**** AVAILABLE RECORDS ****

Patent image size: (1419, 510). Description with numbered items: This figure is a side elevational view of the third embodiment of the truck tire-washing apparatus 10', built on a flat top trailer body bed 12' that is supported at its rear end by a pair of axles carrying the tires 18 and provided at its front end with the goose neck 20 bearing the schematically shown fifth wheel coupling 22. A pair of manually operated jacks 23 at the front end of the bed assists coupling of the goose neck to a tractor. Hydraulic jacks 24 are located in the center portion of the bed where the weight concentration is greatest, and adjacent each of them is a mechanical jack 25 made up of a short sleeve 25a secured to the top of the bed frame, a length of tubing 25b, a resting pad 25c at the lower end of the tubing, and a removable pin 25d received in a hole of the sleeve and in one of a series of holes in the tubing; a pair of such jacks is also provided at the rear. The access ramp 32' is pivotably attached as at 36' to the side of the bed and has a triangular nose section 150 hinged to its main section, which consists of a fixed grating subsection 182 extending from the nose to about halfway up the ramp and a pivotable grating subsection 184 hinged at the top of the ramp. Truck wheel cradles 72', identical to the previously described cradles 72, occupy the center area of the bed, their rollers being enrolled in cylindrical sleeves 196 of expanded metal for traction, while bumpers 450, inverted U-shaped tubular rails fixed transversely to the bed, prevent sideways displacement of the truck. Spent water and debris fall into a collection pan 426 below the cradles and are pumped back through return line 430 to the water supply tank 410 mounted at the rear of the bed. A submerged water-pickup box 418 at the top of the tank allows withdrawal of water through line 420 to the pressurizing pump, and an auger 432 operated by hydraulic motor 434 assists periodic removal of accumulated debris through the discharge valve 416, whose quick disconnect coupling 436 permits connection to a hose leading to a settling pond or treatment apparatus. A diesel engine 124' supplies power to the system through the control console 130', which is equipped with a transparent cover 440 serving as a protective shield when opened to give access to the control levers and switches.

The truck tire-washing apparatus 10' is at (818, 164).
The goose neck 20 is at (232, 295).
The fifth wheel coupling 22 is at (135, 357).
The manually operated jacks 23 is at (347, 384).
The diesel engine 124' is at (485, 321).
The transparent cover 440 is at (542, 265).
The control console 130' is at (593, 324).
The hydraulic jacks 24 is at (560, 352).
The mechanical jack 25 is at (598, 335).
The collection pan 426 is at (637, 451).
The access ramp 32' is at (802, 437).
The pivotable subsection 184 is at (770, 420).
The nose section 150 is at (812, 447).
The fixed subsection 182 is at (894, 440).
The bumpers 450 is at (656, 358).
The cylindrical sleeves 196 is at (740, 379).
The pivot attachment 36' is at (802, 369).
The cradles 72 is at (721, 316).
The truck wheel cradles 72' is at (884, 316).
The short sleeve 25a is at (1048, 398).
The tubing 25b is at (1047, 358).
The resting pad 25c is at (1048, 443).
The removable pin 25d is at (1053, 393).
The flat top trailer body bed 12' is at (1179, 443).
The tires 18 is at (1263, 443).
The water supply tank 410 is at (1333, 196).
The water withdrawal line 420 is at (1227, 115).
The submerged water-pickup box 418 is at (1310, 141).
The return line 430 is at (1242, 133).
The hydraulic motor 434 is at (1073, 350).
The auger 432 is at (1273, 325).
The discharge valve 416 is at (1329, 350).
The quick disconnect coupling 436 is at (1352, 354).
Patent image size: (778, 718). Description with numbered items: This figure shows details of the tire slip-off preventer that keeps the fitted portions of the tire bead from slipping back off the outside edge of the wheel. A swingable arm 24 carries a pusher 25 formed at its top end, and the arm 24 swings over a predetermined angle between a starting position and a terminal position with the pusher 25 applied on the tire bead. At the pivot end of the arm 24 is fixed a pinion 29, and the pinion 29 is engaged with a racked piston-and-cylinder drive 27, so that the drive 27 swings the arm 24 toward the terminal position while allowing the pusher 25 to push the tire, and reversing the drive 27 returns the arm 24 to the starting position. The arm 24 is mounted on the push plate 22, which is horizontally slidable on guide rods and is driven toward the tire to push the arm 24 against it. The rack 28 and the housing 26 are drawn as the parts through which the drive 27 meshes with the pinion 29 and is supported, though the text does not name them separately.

****

- [WORK REQUIRED]
Select each line of the material above that contains the word "pinion".

- [EXERCISE SOLUTION]
Patent image size: (778, 718). Description with numbered items: This figure shows details of the tire slip-off preventer that keeps the fitted portions of the tire bead from slipping back off the outside edge of the wheel. A swingable arm 24 carries a pusher 25 formed at its top end, and the arm 24 swings over a predetermined angle between a starting position and a terminal position with the pusher 25 applied on the tire bead. At the pivot end of the arm 24 is fixed a pinion 29, and the pinion 29 is engaged with a racked piston-and-cylinder drive 27, so that the drive 27 swings the arm 24 toward the terminal position while allowing the pusher 25 to push the tire, and reversing the drive 27 returns the arm 24 to the starting position. The arm 24 is mounted on the push plate 22, which is horizontally slidable on guide rods and is driven toward the tire to push the arm 24 against it. The rack 28 and the housing 26 are drawn as the parts through which the drive 27 meshes with the pinion 29 and is supported, though the text does not name them separately.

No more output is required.